-- start Dataset content --
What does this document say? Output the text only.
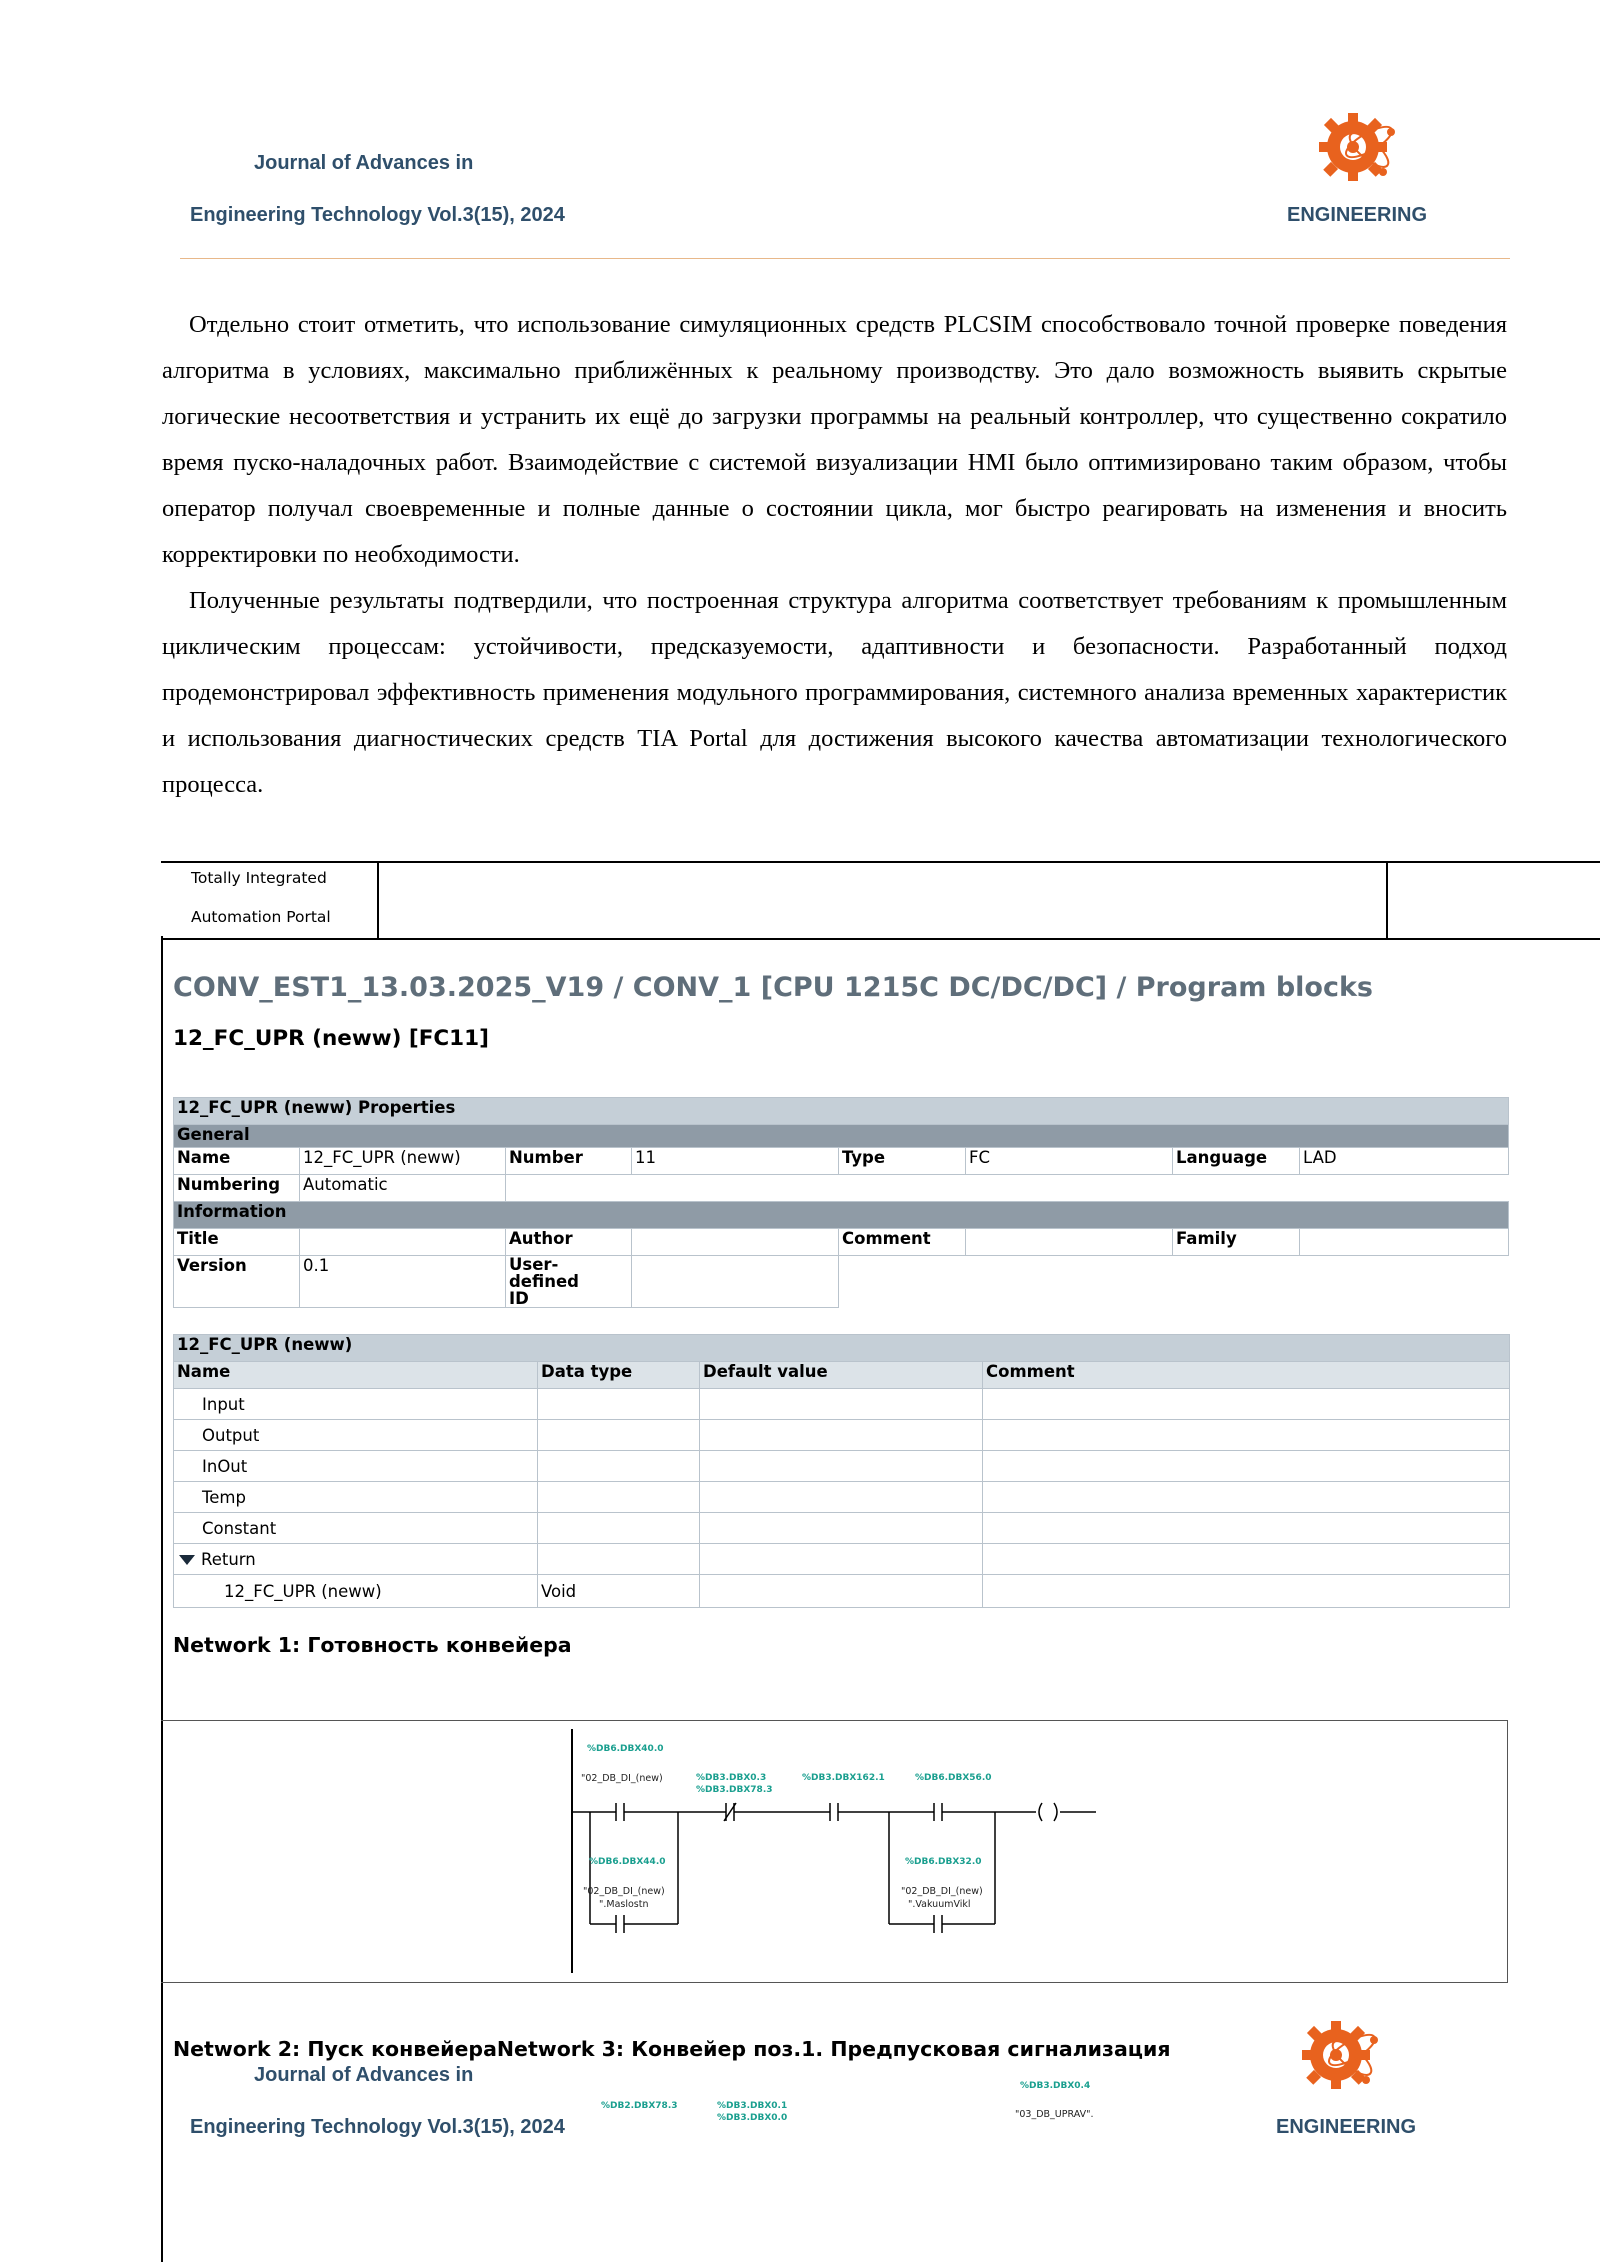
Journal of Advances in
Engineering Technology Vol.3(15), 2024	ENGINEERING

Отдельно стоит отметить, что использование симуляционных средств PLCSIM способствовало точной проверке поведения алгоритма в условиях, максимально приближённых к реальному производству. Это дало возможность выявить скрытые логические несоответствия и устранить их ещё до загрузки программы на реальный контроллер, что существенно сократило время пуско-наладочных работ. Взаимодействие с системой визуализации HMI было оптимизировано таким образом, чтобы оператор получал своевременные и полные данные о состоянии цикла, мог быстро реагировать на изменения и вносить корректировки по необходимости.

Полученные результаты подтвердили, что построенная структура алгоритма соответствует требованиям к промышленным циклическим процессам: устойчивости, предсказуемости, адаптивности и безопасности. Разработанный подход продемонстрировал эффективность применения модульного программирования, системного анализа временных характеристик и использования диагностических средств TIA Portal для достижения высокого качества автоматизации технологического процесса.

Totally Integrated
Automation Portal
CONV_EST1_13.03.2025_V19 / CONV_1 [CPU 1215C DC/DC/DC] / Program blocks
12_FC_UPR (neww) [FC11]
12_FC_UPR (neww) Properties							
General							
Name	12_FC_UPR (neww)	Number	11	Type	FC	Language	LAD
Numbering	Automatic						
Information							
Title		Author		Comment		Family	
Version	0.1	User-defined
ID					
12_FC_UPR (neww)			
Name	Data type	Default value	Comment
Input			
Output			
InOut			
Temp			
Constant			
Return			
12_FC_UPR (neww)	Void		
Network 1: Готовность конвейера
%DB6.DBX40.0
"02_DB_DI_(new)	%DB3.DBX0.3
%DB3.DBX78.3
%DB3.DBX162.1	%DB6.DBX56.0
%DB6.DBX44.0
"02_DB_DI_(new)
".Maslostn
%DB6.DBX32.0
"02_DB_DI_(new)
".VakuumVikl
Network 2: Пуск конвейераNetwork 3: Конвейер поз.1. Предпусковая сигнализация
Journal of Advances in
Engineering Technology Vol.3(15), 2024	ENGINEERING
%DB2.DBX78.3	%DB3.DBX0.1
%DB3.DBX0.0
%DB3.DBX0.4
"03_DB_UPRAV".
-- end Dataset content --
Problem to solve | Omitting all images, retype each line of the records precisely.

Solution to the exercise |
What does this document say? Output the text only.
Journal of Advances in
Engineering Technology Vol.3(15), 2024	ENGINEERING

Отдельно стоит отметить, что использование симуляционных средств PLCSIM способствовало точной проверке поведения алгоритма в условиях, максимально приближённых к реальному производству. Это дало возможность выявить скрытые логические несоответствия и устранить их ещё до загрузки программы на реальный контроллер, что существенно сократило время пуско-наладочных работ. Взаимодействие с системой визуализации HMI было оптимизировано таким образом, чтобы оператор получал своевременные и полные данные о состоянии цикла, мог быстро реагировать на изменения и вносить корректировки по необходимости.

Полученные результаты подтвердили, что построенная структура алгоритма соответствует требованиям к промышленным циклическим процессам: устойчивости, предсказуемости, адаптивности и безопасности. Разработанный подход продемонстрировал эффективность применения модульного программирования, системного анализа временных характеристик и использования диагностических средств TIA Portal для достижения высокого качества автоматизации технологического процесса.

Totally Integrated
Automation Portal
CONV_EST1_13.03.2025_V19 / CONV_1 [CPU 1215C DC/DC/DC] / Program blocks
12_FC_UPR (neww) [FC11]
12_FC_UPR (neww) Properties							
General							
Name	12_FC_UPR (neww)	Number	11	Type	FC	Language	LAD
Numbering	Automatic						
Information							
Title		Author		Comment		Family	
Version	0.1	User-defined
ID					
12_FC_UPR (neww)			
Name	Data type	Default value	Comment
Input			
Output			
InOut			
Temp			
Constant			
Return			
12_FC_UPR (neww)	Void		
Network 1: Готовность конвейера
%DB6.DBX40.0
"02_DB_DI_(new)	%DB3.DBX0.3
%DB3.DBX78.3
%DB3.DBX162.1	%DB6.DBX56.0
%DB6.DBX44.0
"02_DB_DI_(new)
".Maslostn
%DB6.DBX32.0
"02_DB_DI_(new)
".VakuumVikl
Network 2: Пуск конвейераNetwork 3: Конвейер поз.1. Предпусковая сигнализация
Journal of Advances in
Engineering Technology Vol.3(15), 2024	ENGINEERING
%DB2.DBX78.3	%DB3.DBX0.1
%DB3.DBX0.0
%DB3.DBX0.4
"03_DB_UPRAV".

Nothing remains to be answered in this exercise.